(Task details)
Repeat each record below exactly as given.

(Data for processing)
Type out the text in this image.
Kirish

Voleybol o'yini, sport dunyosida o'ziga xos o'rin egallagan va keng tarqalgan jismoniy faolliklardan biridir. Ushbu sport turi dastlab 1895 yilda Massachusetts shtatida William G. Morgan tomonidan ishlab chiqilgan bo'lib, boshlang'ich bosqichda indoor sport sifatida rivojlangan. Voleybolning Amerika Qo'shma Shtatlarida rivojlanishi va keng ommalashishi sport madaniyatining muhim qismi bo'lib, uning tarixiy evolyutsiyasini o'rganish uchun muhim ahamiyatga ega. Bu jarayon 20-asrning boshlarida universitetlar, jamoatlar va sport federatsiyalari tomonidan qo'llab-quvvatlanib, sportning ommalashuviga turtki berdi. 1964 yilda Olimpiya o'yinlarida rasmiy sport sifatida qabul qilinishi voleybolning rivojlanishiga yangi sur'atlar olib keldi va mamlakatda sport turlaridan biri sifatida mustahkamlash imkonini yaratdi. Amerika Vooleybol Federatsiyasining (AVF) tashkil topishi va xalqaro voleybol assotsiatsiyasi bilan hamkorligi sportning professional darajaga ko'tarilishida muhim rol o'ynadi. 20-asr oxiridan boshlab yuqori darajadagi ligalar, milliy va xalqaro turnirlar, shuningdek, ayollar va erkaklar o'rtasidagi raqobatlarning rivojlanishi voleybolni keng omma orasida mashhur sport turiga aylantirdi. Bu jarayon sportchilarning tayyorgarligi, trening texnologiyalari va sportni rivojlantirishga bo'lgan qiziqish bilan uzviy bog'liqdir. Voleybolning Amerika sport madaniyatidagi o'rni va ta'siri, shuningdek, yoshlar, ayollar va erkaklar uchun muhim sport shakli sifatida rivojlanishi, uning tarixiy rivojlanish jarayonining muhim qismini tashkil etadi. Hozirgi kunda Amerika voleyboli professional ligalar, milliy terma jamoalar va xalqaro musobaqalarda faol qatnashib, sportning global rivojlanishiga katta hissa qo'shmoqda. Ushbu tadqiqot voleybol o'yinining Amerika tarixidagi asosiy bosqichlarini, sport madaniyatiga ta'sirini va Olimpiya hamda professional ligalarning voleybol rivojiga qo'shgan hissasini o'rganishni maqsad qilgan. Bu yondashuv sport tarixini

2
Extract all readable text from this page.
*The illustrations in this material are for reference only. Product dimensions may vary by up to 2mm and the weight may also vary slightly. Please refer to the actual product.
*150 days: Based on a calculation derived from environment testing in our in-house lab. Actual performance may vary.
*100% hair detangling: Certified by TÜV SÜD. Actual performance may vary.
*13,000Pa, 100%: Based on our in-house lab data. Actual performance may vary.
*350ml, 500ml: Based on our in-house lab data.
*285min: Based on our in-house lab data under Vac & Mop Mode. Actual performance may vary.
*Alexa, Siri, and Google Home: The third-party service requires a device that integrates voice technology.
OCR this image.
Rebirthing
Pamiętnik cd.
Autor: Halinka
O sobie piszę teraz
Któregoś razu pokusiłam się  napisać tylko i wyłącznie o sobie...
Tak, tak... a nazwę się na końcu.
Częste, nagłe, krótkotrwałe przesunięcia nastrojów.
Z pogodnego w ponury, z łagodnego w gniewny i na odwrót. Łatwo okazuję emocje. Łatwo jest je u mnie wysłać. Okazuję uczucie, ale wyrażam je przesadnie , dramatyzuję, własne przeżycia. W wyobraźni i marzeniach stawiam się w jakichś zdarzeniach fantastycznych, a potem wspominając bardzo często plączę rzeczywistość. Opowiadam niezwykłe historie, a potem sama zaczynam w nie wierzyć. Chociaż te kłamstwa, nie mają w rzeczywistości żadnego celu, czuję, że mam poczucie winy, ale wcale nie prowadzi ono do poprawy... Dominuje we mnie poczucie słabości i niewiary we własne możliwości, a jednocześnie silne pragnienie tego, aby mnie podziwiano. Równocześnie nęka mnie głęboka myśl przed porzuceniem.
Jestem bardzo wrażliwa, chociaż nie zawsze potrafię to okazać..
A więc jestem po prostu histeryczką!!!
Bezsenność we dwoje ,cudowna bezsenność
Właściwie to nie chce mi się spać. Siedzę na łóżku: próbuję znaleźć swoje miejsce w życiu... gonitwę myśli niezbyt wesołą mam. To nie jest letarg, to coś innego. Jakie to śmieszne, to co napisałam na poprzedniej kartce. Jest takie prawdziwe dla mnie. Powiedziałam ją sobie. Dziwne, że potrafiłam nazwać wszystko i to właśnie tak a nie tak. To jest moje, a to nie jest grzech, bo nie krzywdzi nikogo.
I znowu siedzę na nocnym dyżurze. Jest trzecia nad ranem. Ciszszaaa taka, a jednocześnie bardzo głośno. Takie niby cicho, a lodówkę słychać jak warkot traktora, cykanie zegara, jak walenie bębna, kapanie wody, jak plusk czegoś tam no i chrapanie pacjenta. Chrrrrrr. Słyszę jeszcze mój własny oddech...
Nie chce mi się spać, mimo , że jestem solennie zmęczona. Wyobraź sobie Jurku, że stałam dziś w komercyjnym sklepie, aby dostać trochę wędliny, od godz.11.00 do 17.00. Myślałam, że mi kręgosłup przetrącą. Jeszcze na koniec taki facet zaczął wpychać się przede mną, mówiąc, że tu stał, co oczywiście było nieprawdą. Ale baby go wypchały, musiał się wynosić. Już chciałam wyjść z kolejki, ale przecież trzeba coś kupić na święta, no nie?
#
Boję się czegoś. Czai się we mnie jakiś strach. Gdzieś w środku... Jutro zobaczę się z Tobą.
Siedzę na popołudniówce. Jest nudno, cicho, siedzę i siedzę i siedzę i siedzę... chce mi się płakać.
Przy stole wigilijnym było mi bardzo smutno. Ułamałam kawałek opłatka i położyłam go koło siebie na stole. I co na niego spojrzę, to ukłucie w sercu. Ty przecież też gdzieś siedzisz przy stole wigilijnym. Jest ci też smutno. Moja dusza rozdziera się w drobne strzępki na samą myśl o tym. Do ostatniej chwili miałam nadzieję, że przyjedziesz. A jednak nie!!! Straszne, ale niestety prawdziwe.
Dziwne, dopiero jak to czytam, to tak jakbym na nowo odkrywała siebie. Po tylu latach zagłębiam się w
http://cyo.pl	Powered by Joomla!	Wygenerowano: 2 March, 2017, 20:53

(Finished exercise)
Type out the text in this image.
Kirish

Voleybol o'yini, sport dunyosida o'ziga xos o'rin egallagan va keng tarqalgan jismoniy faolliklardan biridir. Ushbu sport turi dastlab 1895 yilda Massachusetts shtatida William G. Morgan tomonidan ishlab chiqilgan bo'lib, boshlang'ich bosqichda indoor sport sifatida rivojlangan. Voleybolning Amerika Qo'shma Shtatlarida rivojlanishi va keng ommalashishi sport madaniyatining muhim qismi bo'lib, uning tarixiy evolyutsiyasini o'rganish uchun muhim ahamiyatga ega. Bu jarayon 20-asrning boshlarida universitetlar, jamoatlar va sport federatsiyalari tomonidan qo'llab-quvvatlanib, sportning ommalashuviga turtki berdi. 1964 yilda Olimpiya o'yinlarida rasmiy sport sifatida qabul qilinishi voleybolning rivojlanishiga yangi sur'atlar olib keldi va mamlakatda sport turlaridan biri sifatida mustahkamlash imkonini yaratdi. Amerika Vooleybol Federatsiyasining (AVF) tashkil topishi va xalqaro voleybol assotsiatsiyasi bilan hamkorligi sportning professional darajaga ko'tarilishida muhim rol o'ynadi. 20-asr oxiridan boshlab yuqori darajadagi ligalar, milliy va xalqaro turnirlar, shuningdek, ayollar va erkaklar o'rtasidagi raqobatlarning rivojlanishi voleybolni keng omma orasida mashhur sport turiga aylantirdi. Bu jarayon sportchilarning tayyorgarligi, trening texnologiyalari va sportni rivojlantirishga bo'lgan qiziqish bilan uzviy bog'liqdir. Voleybolning Amerika sport madaniyatidagi o'rni va ta'siri, shuningdek, yoshlar, ayollar va erkaklar uchun muhim sport shakli sifatida rivojlanishi, uning tarixiy rivojlanish jarayonining muhim qismini tashkil etadi. Hozirgi kunda Amerika voleyboli professional ligalar, milliy terma jamoalar va xalqaro musobaqalarda faol qatnashib, sportning global rivojlanishiga katta hissa qo'shmoqda. Ushbu tadqiqot voleybol o'yinining Amerika tarixidagi asosiy bosqichlarini, sport madaniyatiga ta'sirini va Olimpiya hamda professional ligalarning voleybol rivojiga qo'shgan hissasini o'rganishni maqsad qilgan. Bu yondashuv sport tarixini

2
Extract all readable text from this page.
*The illustrations in this material are for reference only. Product dimensions may vary by up to 2mm and the weight may also vary slightly. Please refer to the actual product.
*150 days: Based on a calculation derived from environment testing in our in-house lab. Actual performance may vary.
*100% hair detangling: Certified by TÜV SÜD. Actual performance may vary.
*13,000Pa, 100%: Based on our in-house lab data. Actual performance may vary.
*350ml, 500ml: Based on our in-house lab data.
*285min: Based on our in-house lab data under Vac & Mop Mode. Actual performance may vary.
*Alexa, Siri, and Google Home: The third-party service requires a device that integrates voice technology.
OCR this image.
Rebirthing
Pamiętnik cd.
Autor: Halinka
O sobie piszę teraz
Któregoś razu pokusiłam się  napisać tylko i wyłącznie o sobie...
Tak, tak... a nazwę się na końcu.
Częste, nagłe, krótkotrwałe przesunięcia nastrojów.
Z pogodnego w ponury, z łagodnego w gniewny i na odwrót. Łatwo okazuję emocje. Łatwo jest je u mnie wysłać. Okazuję uczucie, ale wyrażam je przesadnie , dramatyzuję, własne przeżycia. W wyobraźni i marzeniach stawiam się w jakichś zdarzeniach fantastycznych, a potem wspominając bardzo często plączę rzeczywistość. Opowiadam niezwykłe historie, a potem sama zaczynam w nie wierzyć. Chociaż te kłamstwa, nie mają w rzeczywistości żadnego celu, czuję, że mam poczucie winy, ale wcale nie prowadzi ono do poprawy... Dominuje we mnie poczucie słabości i niewiary we własne możliwości, a jednocześnie silne pragnienie tego, aby mnie podziwiano. Równocześnie nęka mnie głęboka myśl przed porzuceniem.
Jestem bardzo wrażliwa, chociaż nie zawsze potrafię to okazać..
A więc jestem po prostu histeryczką!!!
Bezsenność we dwoje ,cudowna bezsenność
Właściwie to nie chce mi się spać. Siedzę na łóżku: próbuję znaleźć swoje miejsce w życiu... gonitwę myśli niezbyt wesołą mam. To nie jest letarg, to coś innego. Jakie to śmieszne, to co napisałam na poprzedniej kartce. Jest takie prawdziwe dla mnie. Powiedziałam ją sobie. Dziwne, że potrafiłam nazwać wszystko i to właśnie tak a nie tak. To jest moje, a to nie jest grzech, bo nie krzywdzi nikogo.
I znowu siedzę na nocnym dyżurze. Jest trzecia nad ranem. Ciszszaaa taka, a jednocześnie bardzo głośno. Takie niby cicho, a lodówkę słychać jak warkot traktora, cykanie zegara, jak walenie bębna, kapanie wody, jak plusk czegoś tam no i chrapanie pacjenta. Chrrrrrr. Słyszę jeszcze mój własny oddech...
Nie chce mi się spać, mimo , że jestem solennie zmęczona. Wyobraź sobie Jurku, że stałam dziś w komercyjnym sklepie, aby dostać trochę wędliny, od godz.11.00 do 17.00. Myślałam, że mi kręgosłup przetrącą. Jeszcze na koniec taki facet zaczął wpychać się przede mną, mówiąc, że tu stał, co oczywiście było nieprawdą. Ale baby go wypchały, musiał się wynosić. Już chciałam wyjść z kolejki, ale przecież trzeba coś kupić na święta, no nie?
#
Boję się czegoś. Czai się we mnie jakiś strach. Gdzieś w środku... Jutro zobaczę się z Tobą.
Siedzę na popołudniówce. Jest nudno, cicho, siedzę i siedzę i siedzę i siedzę... chce mi się płakać.
Przy stole wigilijnym było mi bardzo smutno. Ułamałam kawałek opłatka i położyłam go koło siebie na stole. I co na niego spojrzę, to ukłucie w sercu. Ty przecież też gdzieś siedzisz przy stole wigilijnym. Jest ci też smutno. Moja dusza rozdziera się w drobne strzępki na samą myśl o tym. Do ostatniej chwili miałam nadzieję, że przyjedziesz. A jednak nie!!! Straszne, ale niestety prawdziwe.
Dziwne, dopiero jak to czytam, to tak jakbym na nowo odkrywała siebie. Po tylu latach zagłębiam się w
http://cyo.pl	Powered by Joomla!	Wygenerowano: 2 March, 2017, 20:53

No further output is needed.